=== Your task ===
Will you write out all the entries below exactly?

=== Input ===

⟨

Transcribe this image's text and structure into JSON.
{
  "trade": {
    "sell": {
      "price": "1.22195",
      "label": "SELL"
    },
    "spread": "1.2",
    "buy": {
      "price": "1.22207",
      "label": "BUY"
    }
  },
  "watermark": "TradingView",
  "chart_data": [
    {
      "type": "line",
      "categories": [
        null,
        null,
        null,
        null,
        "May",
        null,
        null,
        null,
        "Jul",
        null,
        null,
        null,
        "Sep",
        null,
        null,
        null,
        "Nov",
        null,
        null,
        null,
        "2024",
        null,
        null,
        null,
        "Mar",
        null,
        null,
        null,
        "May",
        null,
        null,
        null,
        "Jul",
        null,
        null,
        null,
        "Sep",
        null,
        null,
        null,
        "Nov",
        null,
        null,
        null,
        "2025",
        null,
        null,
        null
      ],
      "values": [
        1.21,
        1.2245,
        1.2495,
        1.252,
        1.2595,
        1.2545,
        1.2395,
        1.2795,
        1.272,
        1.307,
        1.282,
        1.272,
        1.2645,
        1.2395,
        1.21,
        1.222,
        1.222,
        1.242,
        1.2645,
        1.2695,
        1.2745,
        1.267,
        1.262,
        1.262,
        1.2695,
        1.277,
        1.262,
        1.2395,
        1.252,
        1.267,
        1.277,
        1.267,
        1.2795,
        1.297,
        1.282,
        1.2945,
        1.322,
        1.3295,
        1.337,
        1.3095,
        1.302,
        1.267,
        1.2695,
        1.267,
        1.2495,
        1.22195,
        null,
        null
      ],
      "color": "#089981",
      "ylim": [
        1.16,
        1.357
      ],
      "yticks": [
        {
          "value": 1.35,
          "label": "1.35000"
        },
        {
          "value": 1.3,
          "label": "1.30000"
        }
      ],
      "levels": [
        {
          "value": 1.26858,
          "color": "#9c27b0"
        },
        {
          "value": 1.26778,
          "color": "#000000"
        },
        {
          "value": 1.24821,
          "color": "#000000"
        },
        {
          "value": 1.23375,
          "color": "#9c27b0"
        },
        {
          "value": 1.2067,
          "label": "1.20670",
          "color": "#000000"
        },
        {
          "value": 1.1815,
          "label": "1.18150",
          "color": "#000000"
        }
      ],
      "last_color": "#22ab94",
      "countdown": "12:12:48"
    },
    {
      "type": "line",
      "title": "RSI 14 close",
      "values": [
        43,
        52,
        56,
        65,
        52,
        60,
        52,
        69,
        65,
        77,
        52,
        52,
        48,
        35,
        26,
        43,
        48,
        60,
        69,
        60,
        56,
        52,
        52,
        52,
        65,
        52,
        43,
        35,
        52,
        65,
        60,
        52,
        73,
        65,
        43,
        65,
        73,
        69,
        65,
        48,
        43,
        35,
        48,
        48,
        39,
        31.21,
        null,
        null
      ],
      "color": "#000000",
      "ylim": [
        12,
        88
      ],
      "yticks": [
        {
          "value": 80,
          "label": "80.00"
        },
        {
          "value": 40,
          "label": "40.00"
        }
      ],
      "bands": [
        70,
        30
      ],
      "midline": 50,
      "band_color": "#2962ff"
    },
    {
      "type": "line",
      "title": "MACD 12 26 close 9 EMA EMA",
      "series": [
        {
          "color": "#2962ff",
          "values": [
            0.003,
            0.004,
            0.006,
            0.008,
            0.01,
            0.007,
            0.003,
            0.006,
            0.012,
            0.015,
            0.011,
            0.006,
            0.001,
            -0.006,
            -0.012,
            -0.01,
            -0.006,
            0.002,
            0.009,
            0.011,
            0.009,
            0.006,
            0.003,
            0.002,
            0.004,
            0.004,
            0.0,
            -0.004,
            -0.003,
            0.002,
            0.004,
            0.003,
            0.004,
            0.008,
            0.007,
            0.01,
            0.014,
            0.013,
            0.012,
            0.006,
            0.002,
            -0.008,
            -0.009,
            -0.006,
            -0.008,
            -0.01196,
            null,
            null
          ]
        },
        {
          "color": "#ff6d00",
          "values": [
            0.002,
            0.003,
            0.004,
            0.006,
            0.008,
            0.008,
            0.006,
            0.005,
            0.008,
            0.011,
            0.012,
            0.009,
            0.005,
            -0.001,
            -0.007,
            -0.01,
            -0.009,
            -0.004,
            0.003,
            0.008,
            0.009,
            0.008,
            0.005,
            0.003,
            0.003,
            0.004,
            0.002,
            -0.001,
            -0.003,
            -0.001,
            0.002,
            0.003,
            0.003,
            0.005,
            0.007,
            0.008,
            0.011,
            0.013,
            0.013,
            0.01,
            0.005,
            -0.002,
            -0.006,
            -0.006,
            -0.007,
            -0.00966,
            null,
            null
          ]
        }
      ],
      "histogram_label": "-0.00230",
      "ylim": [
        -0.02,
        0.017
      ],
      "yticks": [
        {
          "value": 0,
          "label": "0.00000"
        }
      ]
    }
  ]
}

⟩

=== Result of the task ===
Transcribe this image's text and structure into JSON.
{
  "trade": {
    "sell": {
      "price": "1.22195",
      "label": "SELL"
    },
    "spread": "1.2",
    "buy": {
      "price": "1.22207",
      "label": "BUY"
    }
  },
  "watermark": "TradingView",
  "chart_data": [
    {
      "type": "line",
      "categories": [
        null,
        null,
        null,
        null,
        "May",
        null,
        null,
        null,
        "Jul",
        null,
        null,
        null,
        "Sep",
        null,
        null,
        null,
        "Nov",
        null,
        null,
        null,
        "2024",
        null,
        null,
        null,
        "Mar",
        null,
        null,
        null,
        "May",
        null,
        null,
        null,
        "Jul",
        null,
        null,
        null,
        "Sep",
        null,
        null,
        null,
        "Nov",
        null,
        null,
        null,
        "2025",
        null,
        null,
        null
      ],
      "values": [
        1.21,
        1.2245,
        1.2495,
        1.252,
        1.2595,
        1.2545,
        1.2395,
        1.2795,
        1.272,
        1.307,
        1.282,
        1.272,
        1.2645,
        1.2395,
        1.21,
        1.222,
        1.222,
        1.242,
        1.2645,
        1.2695,
        1.2745,
        1.267,
        1.262,
        1.262,
        1.2695,
        1.277,
        1.262,
        1.2395,
        1.252,
        1.267,
        1.277,
        1.267,
        1.2795,
        1.297,
        1.282,
        1.2945,
        1.322,
        1.3295,
        1.337,
        1.3095,
        1.302,
        1.267,
        1.2695,
        1.267,
        1.2495,
        1.22195,
        null,
        null
      ],
      "color": "#089981",
      "ylim": [
        1.16,
        1.357
      ],
      "yticks": [
        {
          "value": 1.35,
          "label": "1.35000"
        },
        {
          "value": 1.3,
          "label": "1.30000"
        }
      ],
      "levels": [
        {
          "value": 1.26858,
          "color": "#9c27b0"
        },
        {
          "value": 1.26778,
          "color": "#000000"
        },
        {
          "value": 1.24821,
          "color": "#000000"
        },
        {
          "value": 1.23375,
          "color": "#9c27b0"
        },
        {
          "value": 1.2067,
          "label": "1.20670",
          "color": "#000000"
        },
        {
          "value": 1.1815,
          "label": "1.18150",
          "color": "#000000"
        }
      ],
      "last_color": "#22ab94",
      "countdown": "12:12:48"
    },
    {
      "type": "line",
      "title": "RSI 14 close",
      "values": [
        43,
        52,
        56,
        65,
        52,
        60,
        52,
        69,
        65,
        77,
        52,
        52,
        48,
        35,
        26,
        43,
        48,
        60,
        69,
        60,
        56,
        52,
        52,
        52,
        65,
        52,
        43,
        35,
        52,
        65,
        60,
        52,
        73,
        65,
        43,
        65,
        73,
        69,
        65,
        48,
        43,
        35,
        48,
        48,
        39,
        31.21,
        null,
        null
      ],
      "color": "#000000",
      "ylim": [
        12,
        88
      ],
      "yticks": [
        {
          "value": 80,
          "label": "80.00"
        },
        {
          "value": 40,
          "label": "40.00"
        }
      ],
      "bands": [
        70,
        30
      ],
      "midline": 50,
      "band_color": "#2962ff"
    },
    {
      "type": "line",
      "title": "MACD 12 26 close 9 EMA EMA",
      "series": [
        {
          "color": "#2962ff",
          "values": [
            0.003,
            0.004,
            0.006,
            0.008,
            0.01,
            0.007,
            0.003,
            0.006,
            0.012,
            0.015,
            0.011,
            0.006,
            0.001,
            -0.006,
            -0.012,
            -0.01,
            -0.006,
            0.002,
            0.009,
            0.011,
            0.009,
            0.006,
            0.003,
            0.002,
            0.004,
            0.004,
            0.0,
            -0.004,
            -0.003,
            0.002,
            0.004,
            0.003,
            0.004,
            0.008,
            0.007,
            0.01,
            0.014,
            0.013,
            0.012,
            0.006,
            0.002,
            -0.008,
            -0.009,
            -0.006,
            -0.008,
            -0.01196,
            null,
            null
          ]
        },
        {
          "color": "#ff6d00",
          "values": [
            0.002,
            0.003,
            0.004,
            0.006,
            0.008,
            0.008,
            0.006,
            0.005,
            0.008,
            0.011,
            0.012,
            0.009,
            0.005,
            -0.001,
            -0.007,
            -0.01,
            -0.009,
            -0.004,
            0.003,
            0.008,
            0.009,
            0.008,
            0.005,
            0.003,
            0.003,
            0.004,
            0.002,
            -0.001,
            -0.003,
            -0.001,
            0.002,
            0.003,
            0.003,
            0.005,
            0.007,
            0.008,
            0.011,
            0.013,
            0.013,
            0.01,
            0.005,
            -0.002,
            -0.006,
            -0.006,
            -0.007,
            -0.00966,
            null,
            null
          ]
        }
      ],
      "histogram_label": "-0.00230",
      "ylim": [
        -0.02,
        0.017
      ],
      "yticks": [
        {
          "value": 0,
          "label": "0.00000"
        }
      ]
    }
  ]
}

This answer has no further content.